TEXTO DE PARTIDA:
_____
El Señor ha querido elegirnos, de entre muchos y ha querido enriquecernos a los sacerdotes con la fuerza del Espíritu Santo para que, con la entrega de la vida, por nuestra predicación, la Palabra del Evangelio dé fruto en el corazón de los hombres. El Señor se ha fijado en nosotros y nos envía (como diremos en la plegaria de consagración) para que el Pueblo de Dios se renueve en el bautismo con el baño del nuevo nacimiento y se alimente con el Pan de la vida, para que los pecadores sean reconciliados, los enfermos confortados, los pobres acogidos con caridad y todas las gentes, dispersas por el pecado, sean congregadas en Cristo formando un único Pueblo, que alcance su plenitud en el Reino de Dios.

Queridos hermanos: la vida sacerdotal está construida sobre la base del sacramento del Orden, que imprime en nuestra alma el signo de un carácter indeleble. Este signo marcado en lo más profundo de nuestro ser humano, tiene una “dinámica personal” y exige una determinada forma de vida. La personalidad sacerdotal debe ser para los demás una clara señal, a la vez que una indicación, de cual es nuestra misión. Y cuando esa personalidad sacerdotal, que es fruto del Espíritu Santo, se vive con integridad, nos quedamos sorprendidos al ver cómo es acogida por multitud de personas, no sólo cercanas, sino también lejanas a la Iglesia, que , en el fondo de su corazón buscan una luz que oriente sus pasos y necesitan ver en el sacerdote a un hombre que cree en Dios profundamente, que manifiesta con valentía su fe, que reza con fervor, que enseña con íntima convicción, que sirve con generosidad, que pone en practica en su vida el programa de las bienaventuranzas, que sabe amar desinteresadamente y que está cerca de todos y especialmente de los más necesitados.

Dentro de esta dinámica personal propia del sacerdote y de esta determinada forma de vida, el carisma del celibato sacerdotal tiene un profundo significado.

Jesucristo, después de haber presentado a los discípulos la cuestión de la renuncia al matrimonio por el Reino de los Cielos, añade: “el que pueda entender que entienda”(Mt. 19,12). Se trata de un carisma, de un don, al que son llamados pocos y que el mismo Señor reconoce que no todos son capaces de entender. Y ¿ por qué la Iglesia ha querido unir este don al ministerio de los sacerdotes? y ¿ por que lo defiende con tanto ahínco?. La Iglesia lo mantiene y lo defiende porque sabe que el celibato por el Reino de los cielos además de ser un signo escatológico, es decir, un signo que anuncia y anticipa la plenitud de los tiempos, cuando Dios lo sea todo en todos, es también un medio para que el sacerdote pueda vivir plenamente dedicado al servicio de la Iglesia y una expresión de su amor incondicional apasionado e indiviso a Jesucristo y a la Iglesia.

El sacerdote con su celibato, llega a ser “el hombre para los demás”. Y lo es de una forma distinta a como lo es uno que uniéndose conyugalmente a su mujer, llega a ser también , como esposo y como padre “hombre para los demás” especialmente en su vida familiar. También el casado viviendo santamente su vocación matrimonial puede ser y debe ser un “hombre para los demás”, pero lo es, siéndolo, en primer lugar, para su esposa, y junto con ella, para los hijos a los que da la vida.
_____
DATOS DE TRABAJO:
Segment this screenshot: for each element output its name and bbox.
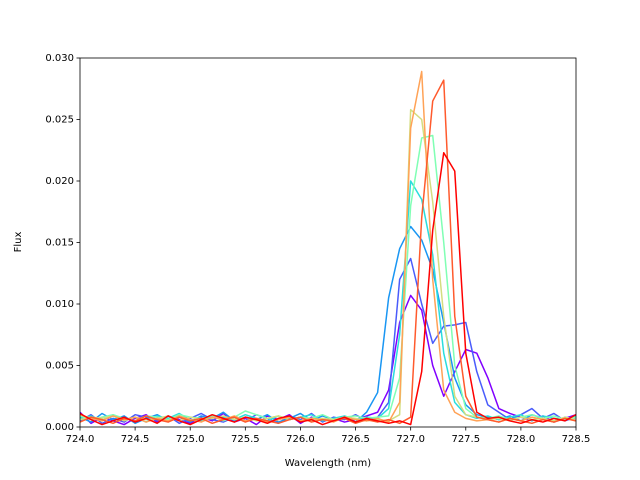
x-tick-label: 727.0 (396, 434, 425, 445)
x-tick-label: 725.5 (231, 434, 260, 445)
series-line (80, 151, 576, 426)
x-tick-label: 726.0 (286, 434, 315, 445)
x-tick-label: 728.5 (562, 434, 591, 445)
x-axis-label: Wavelength (nm) (285, 458, 371, 469)
x-tick-label: 724.5 (121, 434, 150, 445)
y-tick-label: 0.025 (45, 115, 74, 126)
x-tick-label: 725.0 (176, 434, 205, 445)
y-tick-label: 0.030 (45, 53, 74, 64)
plot-lines (80, 70, 576, 426)
y-tick-label: 0.015 (45, 238, 74, 249)
x-tick-label: 726.5 (341, 434, 370, 445)
y-axis-label: Flux (13, 232, 24, 253)
series-line (80, 79, 576, 425)
y-tick-label: 0.020 (45, 176, 74, 187)
x-tick-label: 724.0 (66, 434, 95, 445)
x-tick-label: 727.5 (451, 434, 480, 445)
y-tick-label: 0.000 (45, 422, 74, 433)
y-tick-label: 0.010 (45, 299, 74, 310)
series-line (80, 108, 576, 422)
y-tick-label: 0.005 (45, 361, 74, 372)
x-tick-label: 728.0 (507, 434, 536, 445)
_____
TAREAS PROPUESTAS:
1) Reproduce las líneas de los registros tal como aparecen: empieza en la que contiene "x-tick-label: 727.0 (396, 434, 425, 445)" y termina después de la que contiene "x-axis-label: Wavelength (nm)".
2) Escribe la continuación del texto sobre el sacerdocio y el celibato, a partir de su última frase.
El texto y los registros son materiales independientes entre sí.

RESPUESTAS:
1)
x-tick-label: 727.0 (396, 434, 425, 445)
x-tick-label: 725.5 (231, 434, 260, 445)
series-line (80, 151, 576, 426)
x-tick-label: 726.0 (286, 434, 315, 445)
x-tick-label: 728.5 (562, 434, 591, 445)
x-axis-label: Wavelength (nm) (285, 458, 371, 469)

2)
El sacerdote, en cambio, renunciando a esta paternidad que es propia de los esposos, busca otra paternidad, y casi, podríamos decir, apoyándonos en las palabras de S. Pablo, otra maternidad. S. Pablo llega a decir a los cristianos de Corinto; “Ahora que estáis en Cristo tendréis mil tutores, pero padres no tenéis muchos; por medio del evangelio soy yo quien os ha engendrado en Cristo Jesús” (I Cor. 4,15). Y a los Gálatas les dice: “Hijos míos por quienes sufro dolores de parto hasta que Cristo se forme en  vosotros” (Gal. 4,19). Hoy, nuestro mundo vive una gran orfandad espiritual, especialmente los jóvenes. El sacerdote, haciendo presente a Cristo en la vida de los hombres esta llamado a llenar este vacío. Esta llamado a ser, como Abraham, padre en la fe de una multitud.

Aquellos cristianos a los que el apóstol ha evangelizado son hijos de su espíritu, hombres encomendados por el Buen Pastor a su solicitud. Y él se siente padre y madre de ellos. Estos hombres son mucho mas numerosos que los que pueda abarcar un simple familia humana. La vocación pastoral del sacerdote es grande, llega a muchas personas, por eso su corazón debe estar siempre disponible y libre para poderles servir, dándoles su vida.

Queridos hermanos este es un día en el que vamos a sentir sobre nosotros de una manera muy intensa y viva, la misericordia de Dios. Correspondamos a esta gracia divina, tanto los que vais a ser ordenados como todos los sacerdotes que os acompañamos, con un verdadero deseo de conversión y de santidad.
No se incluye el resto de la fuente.